GIVEN PROBLEM
Reproduce the records below exactly as they appear.
++++++
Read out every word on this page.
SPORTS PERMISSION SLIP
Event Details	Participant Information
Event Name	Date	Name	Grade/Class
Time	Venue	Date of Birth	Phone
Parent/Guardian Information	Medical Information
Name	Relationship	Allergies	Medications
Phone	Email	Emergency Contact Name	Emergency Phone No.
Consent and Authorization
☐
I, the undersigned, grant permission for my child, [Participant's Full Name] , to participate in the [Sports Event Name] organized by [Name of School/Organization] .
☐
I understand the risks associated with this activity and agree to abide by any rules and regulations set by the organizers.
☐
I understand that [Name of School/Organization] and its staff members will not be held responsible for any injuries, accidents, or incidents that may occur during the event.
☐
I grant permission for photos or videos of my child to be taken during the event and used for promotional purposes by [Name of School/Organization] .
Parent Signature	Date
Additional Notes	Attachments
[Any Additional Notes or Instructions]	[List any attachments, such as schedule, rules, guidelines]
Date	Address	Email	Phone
++++++
SOLUTION FOR THIS PROBLEM
Read out every word on this page.
SPORTS PERMISSION SLIP
Event Details	Participant Information
Event Name	Date	Name	Grade/Class
Time	Venue	Date of Birth	Phone
Parent/Guardian Information	Medical Information
Name	Relationship	Allergies	Medications
Phone	Email	Emergency Contact Name	Emergency Phone No.
Consent and Authorization
☐
I, the undersigned, grant permission for my child, [Participant's Full Name] , to participate in the [Sports Event Name] organized by [Name of School/Organization] .
☐
I understand the risks associated with this activity and agree to abide by any rules and regulations set by the organizers.
☐
I understand that [Name of School/Organization] and its staff members will not be held responsible for any injuries, accidents, or incidents that may occur during the event.
☐
I grant permission for photos or videos of my child to be taken during the event and used for promotional purposes by [Name of School/Organization] .
Parent Signature	Date
Additional Notes	Attachments
[Any Additional Notes or Instructions]	[List any attachments, such as schedule, rules, guidelines]
Date	Address	Email	Phone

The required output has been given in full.